>> start Reading passage
(Link)

Author: Melvin Fitting (City University of New York)

Reference: M. Fitting. Nested sequents for intuitionistic logics. Notre Dame Journal of Formal Logic, 55(1):41–61, 2014. https://doi.org/10.1215/00294527-2377869

Why this paper? Cited by Syntactic Cut-Elimination for Intuitionistic Fuzzy Logic via Linear Nested Sequents and Local Intuitionistic Modal Logics and Their Calculi

About a year and a half ago I wrote about hypersequents, a modification of the tried and trusted sequent calculus approach to structural proof theory. In that setting, instead of working with a single sequent (a set of premises alongside a set of possible conclusions) we work with a list of sequents. In this paper, we look at another such modification, called nested sequents (sometimes, tree hypersequents) in which the conclusions can contain both formulae and further nested sequents. The aim is the same: by defining communication rules between different sequents, we can give structural proof theory to logics that do not have a reasonable proof theory via conventional sequents.
>> end Reading passage
>> start Collected material
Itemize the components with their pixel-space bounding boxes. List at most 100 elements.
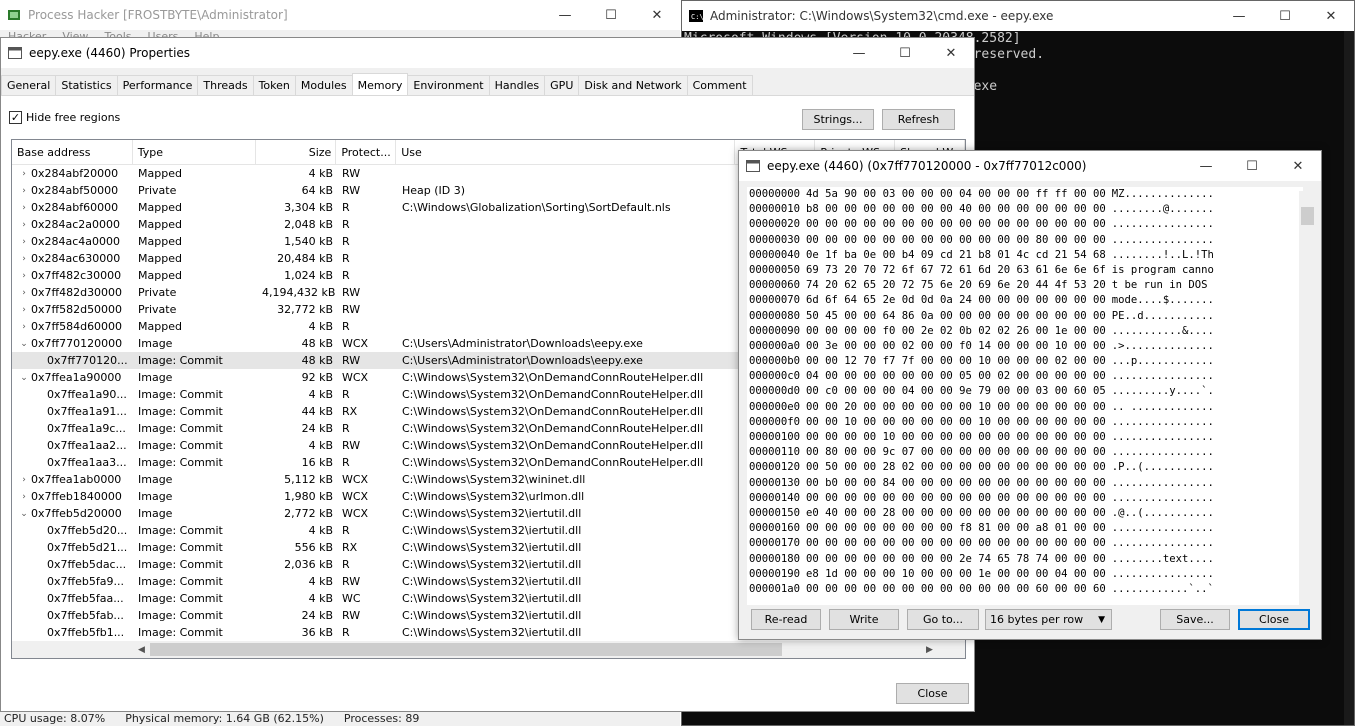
>> end Collected material
■ **What you need to do**:
a) According to the page on nested sequents, what other name are nested sequents sometimes given?
b) Retype everything in the page on nested sequents from "Why this paper?" down to "via conventional sequents.".
The material is separate from the page on nested sequents.

■ **Answers to each task**:
a) Tree hypersequents.

b)
Why this paper? Cited by Syntactic Cut-Elimination for Intuitionistic Fuzzy Logic via Linear Nested Sequents and Local Intuitionistic Modal Logics and Their Calculi

About a year and a half ago I wrote about hypersequents, a modification of the tried and trusted sequent calculus approach to structural proof theory. In that setting, instead of working with a single sequent (a set of premises alongside a set of possible conclusions) we work with a list of sequents. In this paper, we look at another such modification, called nested sequents (sometimes, tree hypersequents) in which the conclusions can contain both formulae and further nested sequents. The aim is the same: by defining communication rules between different sequents, we can give structural proof theory to logics that do not have a reasonable proof theory via conventional sequents.